* What is expected: Restate all of the entries exactly, dropping any pictures they hold.

-*-*-

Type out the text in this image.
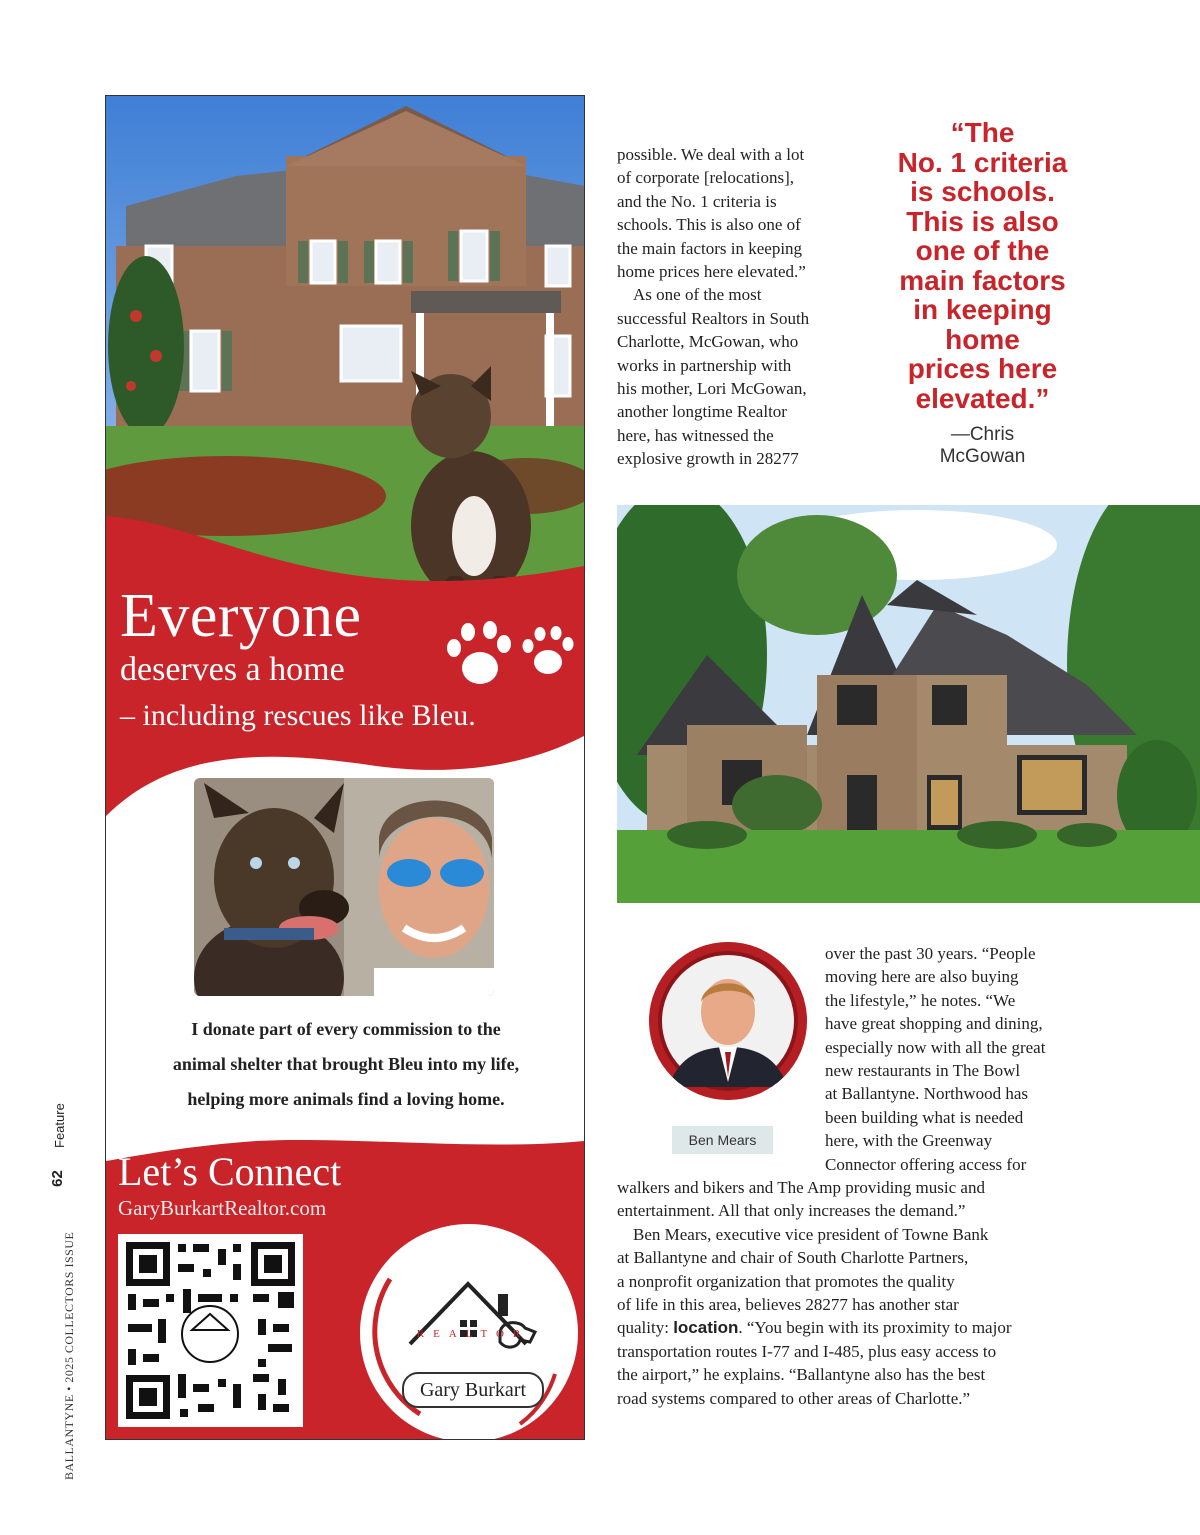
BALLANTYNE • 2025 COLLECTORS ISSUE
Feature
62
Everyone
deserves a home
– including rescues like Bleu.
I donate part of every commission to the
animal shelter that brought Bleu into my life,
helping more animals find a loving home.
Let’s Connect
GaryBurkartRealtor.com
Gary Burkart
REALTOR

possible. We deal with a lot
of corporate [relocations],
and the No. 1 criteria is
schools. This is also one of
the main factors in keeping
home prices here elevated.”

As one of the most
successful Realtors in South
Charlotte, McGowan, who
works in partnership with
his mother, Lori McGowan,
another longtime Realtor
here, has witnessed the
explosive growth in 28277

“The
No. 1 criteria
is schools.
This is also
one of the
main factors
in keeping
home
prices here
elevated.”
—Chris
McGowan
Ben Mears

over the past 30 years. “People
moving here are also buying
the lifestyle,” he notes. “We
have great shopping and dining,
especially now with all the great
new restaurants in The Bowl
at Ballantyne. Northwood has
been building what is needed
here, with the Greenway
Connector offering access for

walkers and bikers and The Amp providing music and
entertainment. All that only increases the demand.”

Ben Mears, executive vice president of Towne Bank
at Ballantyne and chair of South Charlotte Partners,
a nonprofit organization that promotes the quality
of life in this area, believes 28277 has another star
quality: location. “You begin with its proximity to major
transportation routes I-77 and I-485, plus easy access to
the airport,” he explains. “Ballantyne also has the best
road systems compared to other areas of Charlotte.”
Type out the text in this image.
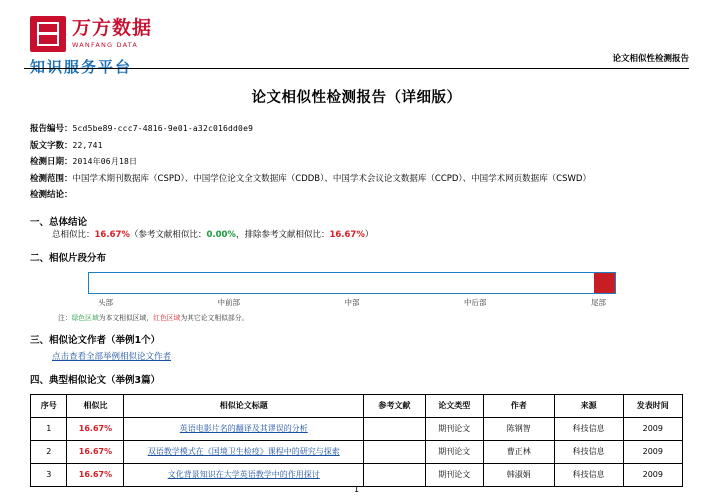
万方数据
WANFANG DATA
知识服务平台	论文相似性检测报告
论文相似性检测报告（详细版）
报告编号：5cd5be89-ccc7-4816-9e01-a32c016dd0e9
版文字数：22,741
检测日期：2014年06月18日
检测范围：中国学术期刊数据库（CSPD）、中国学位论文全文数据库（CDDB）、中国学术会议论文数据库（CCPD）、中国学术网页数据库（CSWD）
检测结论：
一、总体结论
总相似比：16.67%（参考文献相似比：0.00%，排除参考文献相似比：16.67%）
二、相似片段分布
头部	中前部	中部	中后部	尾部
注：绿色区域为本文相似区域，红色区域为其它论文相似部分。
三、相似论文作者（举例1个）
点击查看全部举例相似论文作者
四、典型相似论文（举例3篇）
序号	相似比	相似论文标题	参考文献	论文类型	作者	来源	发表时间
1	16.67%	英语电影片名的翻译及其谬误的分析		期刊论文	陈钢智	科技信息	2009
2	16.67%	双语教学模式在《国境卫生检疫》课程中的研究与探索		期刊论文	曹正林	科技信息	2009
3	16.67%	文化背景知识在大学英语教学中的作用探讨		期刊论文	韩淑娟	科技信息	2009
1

-*-*-

* The response:
Type out the text in this image.
BALLANTYNE • 2025 COLLECTORS ISSUE
Feature
62
Everyone
deserves a home
– including rescues like Bleu.
I donate part of every commission to the
animal shelter that brought Bleu into my life,
helping more animals find a loving home.
Let’s Connect
GaryBurkartRealtor.com
Gary Burkart
REALTOR

possible. We deal with a lot
of corporate [relocations],
and the No. 1 criteria is
schools. This is also one of
the main factors in keeping
home prices here elevated.”

As one of the most
successful Realtors in South
Charlotte, McGowan, who
works in partnership with
his mother, Lori McGowan,
another longtime Realtor
here, has witnessed the
explosive growth in 28277

“The
No. 1 criteria
is schools.
This is also
one of the
main factors
in keeping
home
prices here
elevated.”
—Chris
McGowan
Ben Mears

over the past 30 years. “People
moving here are also buying
the lifestyle,” he notes. “We
have great shopping and dining,
especially now with all the great
new restaurants in The Bowl
at Ballantyne. Northwood has
been building what is needed
here, with the Greenway
Connector offering access for

walkers and bikers and The Amp providing music and
entertainment. All that only increases the demand.”

Ben Mears, executive vice president of Towne Bank
at Ballantyne and chair of South Charlotte Partners,
a nonprofit organization that promotes the quality
of life in this area, believes 28277 has another star
quality: location. “You begin with its proximity to major
transportation routes I-77 and I-485, plus easy access to
the airport,” he explains. “Ballantyne also has the best
road systems compared to other areas of Charlotte.”
Type out the text in this image.
万方数据
WANFANG DATA
知识服务平台	论文相似性检测报告
论文相似性检测报告（详细版）
报告编号：5cd5be89-ccc7-4816-9e01-a32c016dd0e9
版文字数：22,741
检测日期：2014年06月18日
检测范围：中国学术期刊数据库（CSPD）、中国学位论文全文数据库（CDDB）、中国学术会议论文数据库（CCPD）、中国学术网页数据库（CSWD）
检测结论：
一、总体结论
总相似比：16.67%（参考文献相似比：0.00%，排除参考文献相似比：16.67%）
二、相似片段分布
头部	中前部	中部	中后部	尾部
注：绿色区域为本文相似区域，红色区域为其它论文相似部分。
三、相似论文作者（举例1个）
点击查看全部举例相似论文作者
四、典型相似论文（举例3篇）
序号	相似比	相似论文标题	参考文献	论文类型	作者	来源	发表时间
1	16.67%	英语电影片名的翻译及其谬误的分析		期刊论文	陈钢智	科技信息	2009
2	16.67%	双语教学模式在《国境卫生检疫》课程中的研究与探索		期刊论文	曹正林	科技信息	2009
3	16.67%	文化背景知识在大学英语教学中的作用探讨		期刊论文	韩淑娟	科技信息	2009
1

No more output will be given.